[Description of the task]
Of all the lines in the material, how many contain the word "sont"? State the number alone.

[Supplied data]
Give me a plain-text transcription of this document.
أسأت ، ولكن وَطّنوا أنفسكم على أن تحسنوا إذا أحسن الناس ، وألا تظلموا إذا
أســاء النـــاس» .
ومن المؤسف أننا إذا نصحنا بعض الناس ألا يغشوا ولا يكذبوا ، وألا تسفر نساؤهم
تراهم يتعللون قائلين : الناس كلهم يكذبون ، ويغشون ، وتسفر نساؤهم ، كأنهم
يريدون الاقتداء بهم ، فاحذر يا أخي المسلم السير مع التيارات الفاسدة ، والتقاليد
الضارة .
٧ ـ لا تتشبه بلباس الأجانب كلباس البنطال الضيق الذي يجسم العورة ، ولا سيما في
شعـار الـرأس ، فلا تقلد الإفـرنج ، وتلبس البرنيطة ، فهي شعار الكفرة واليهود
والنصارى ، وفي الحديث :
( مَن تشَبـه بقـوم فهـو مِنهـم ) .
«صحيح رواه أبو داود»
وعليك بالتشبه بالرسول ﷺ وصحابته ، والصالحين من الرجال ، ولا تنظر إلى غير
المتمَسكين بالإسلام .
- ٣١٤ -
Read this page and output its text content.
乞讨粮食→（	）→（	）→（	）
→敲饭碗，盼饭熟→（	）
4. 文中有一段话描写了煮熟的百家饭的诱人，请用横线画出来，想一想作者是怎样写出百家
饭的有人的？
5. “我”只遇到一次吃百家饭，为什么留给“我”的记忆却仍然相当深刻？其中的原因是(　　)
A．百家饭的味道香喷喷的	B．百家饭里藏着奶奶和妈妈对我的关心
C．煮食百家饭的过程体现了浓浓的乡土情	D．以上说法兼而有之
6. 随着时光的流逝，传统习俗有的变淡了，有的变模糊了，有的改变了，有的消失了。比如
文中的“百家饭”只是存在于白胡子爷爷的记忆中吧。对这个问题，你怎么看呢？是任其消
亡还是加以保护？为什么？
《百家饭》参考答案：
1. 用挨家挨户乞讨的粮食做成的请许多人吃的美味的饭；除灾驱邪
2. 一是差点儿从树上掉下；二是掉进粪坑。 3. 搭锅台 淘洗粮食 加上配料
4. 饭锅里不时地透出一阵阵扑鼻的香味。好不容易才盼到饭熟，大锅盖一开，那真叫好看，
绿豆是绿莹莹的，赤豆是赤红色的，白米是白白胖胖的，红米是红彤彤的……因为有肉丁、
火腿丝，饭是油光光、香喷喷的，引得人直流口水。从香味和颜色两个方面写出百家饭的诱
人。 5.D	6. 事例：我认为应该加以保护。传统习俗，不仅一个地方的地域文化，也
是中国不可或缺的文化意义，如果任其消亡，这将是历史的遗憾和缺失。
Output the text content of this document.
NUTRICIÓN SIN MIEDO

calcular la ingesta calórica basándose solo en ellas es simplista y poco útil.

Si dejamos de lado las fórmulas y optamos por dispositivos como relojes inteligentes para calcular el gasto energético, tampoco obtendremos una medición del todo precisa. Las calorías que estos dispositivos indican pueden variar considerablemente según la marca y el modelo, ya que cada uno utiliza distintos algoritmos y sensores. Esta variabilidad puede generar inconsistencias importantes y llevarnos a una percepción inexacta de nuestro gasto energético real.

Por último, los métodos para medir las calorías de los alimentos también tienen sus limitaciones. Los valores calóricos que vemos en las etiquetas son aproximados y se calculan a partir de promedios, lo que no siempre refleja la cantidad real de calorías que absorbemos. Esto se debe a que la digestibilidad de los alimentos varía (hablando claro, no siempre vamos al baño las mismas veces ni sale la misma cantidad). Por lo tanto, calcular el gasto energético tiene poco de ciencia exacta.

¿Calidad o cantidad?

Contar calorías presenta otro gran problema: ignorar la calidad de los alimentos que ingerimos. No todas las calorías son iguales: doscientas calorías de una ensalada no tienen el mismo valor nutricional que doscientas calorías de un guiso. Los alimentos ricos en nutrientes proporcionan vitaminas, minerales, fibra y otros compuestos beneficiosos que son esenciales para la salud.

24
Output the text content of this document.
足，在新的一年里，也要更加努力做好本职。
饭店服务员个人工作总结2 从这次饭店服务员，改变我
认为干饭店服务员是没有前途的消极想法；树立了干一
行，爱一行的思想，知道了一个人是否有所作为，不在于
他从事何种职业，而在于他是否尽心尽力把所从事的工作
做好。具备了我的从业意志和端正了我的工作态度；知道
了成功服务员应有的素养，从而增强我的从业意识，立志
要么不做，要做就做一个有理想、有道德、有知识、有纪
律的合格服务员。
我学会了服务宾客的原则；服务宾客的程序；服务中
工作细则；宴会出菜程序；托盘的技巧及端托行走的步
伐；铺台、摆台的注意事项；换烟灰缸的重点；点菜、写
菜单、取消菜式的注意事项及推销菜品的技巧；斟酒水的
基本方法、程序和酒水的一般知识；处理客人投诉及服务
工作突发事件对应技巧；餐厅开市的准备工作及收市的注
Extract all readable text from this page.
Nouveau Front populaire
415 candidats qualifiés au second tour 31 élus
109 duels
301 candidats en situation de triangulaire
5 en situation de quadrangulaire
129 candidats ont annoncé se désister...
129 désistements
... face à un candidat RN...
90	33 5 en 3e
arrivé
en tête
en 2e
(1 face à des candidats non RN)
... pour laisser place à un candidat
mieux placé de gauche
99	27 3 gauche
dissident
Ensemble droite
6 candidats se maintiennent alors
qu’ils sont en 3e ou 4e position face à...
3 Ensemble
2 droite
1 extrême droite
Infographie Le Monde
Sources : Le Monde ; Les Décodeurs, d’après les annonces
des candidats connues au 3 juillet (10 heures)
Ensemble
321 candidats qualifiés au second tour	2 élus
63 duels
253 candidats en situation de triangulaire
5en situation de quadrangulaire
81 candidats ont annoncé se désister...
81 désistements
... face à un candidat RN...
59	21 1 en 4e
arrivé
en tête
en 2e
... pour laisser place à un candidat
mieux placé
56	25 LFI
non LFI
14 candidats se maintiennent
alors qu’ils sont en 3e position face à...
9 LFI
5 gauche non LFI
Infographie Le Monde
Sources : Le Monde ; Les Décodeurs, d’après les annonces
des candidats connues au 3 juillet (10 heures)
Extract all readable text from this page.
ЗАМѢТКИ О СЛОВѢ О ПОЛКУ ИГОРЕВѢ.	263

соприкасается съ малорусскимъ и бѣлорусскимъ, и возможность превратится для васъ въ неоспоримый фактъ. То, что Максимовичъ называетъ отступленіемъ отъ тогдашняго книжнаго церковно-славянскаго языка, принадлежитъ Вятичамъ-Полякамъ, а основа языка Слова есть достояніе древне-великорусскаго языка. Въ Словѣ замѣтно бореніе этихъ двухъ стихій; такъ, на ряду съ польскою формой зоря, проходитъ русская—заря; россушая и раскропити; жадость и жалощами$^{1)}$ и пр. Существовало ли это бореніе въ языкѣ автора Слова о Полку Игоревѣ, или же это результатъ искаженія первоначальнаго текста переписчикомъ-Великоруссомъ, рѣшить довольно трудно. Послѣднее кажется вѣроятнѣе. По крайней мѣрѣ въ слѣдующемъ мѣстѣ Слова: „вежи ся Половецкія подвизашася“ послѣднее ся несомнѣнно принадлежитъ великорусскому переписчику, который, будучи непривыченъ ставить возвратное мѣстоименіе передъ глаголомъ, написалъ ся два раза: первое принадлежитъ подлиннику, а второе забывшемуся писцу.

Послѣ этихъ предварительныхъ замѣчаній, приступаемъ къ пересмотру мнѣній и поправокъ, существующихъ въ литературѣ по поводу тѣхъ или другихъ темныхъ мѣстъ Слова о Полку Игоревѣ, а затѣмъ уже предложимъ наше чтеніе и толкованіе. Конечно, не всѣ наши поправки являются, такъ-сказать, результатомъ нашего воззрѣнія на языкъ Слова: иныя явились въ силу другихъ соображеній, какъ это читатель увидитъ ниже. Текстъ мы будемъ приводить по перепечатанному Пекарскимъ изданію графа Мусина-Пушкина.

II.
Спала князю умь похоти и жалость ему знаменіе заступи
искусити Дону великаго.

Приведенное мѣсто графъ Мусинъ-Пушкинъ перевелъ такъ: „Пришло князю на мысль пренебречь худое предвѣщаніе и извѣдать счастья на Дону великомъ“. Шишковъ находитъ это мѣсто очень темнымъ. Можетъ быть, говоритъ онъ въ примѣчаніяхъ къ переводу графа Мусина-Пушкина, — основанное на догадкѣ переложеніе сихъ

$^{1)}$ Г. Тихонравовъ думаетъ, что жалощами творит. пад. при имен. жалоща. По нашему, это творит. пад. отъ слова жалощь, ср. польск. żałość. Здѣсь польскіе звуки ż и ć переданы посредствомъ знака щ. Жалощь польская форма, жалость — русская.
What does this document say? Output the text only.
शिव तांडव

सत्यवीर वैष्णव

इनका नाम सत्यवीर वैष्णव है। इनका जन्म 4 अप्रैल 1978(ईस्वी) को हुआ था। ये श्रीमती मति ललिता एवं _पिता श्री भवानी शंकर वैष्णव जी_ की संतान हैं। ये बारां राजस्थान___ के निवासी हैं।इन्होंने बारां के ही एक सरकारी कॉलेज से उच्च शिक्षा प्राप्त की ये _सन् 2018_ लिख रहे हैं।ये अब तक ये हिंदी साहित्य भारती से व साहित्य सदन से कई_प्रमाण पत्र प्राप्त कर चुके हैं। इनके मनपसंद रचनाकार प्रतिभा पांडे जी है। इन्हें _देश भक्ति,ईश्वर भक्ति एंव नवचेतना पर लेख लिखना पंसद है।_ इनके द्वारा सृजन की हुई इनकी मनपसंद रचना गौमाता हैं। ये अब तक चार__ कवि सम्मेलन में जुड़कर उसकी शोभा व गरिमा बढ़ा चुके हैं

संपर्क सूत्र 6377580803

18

[Response]
2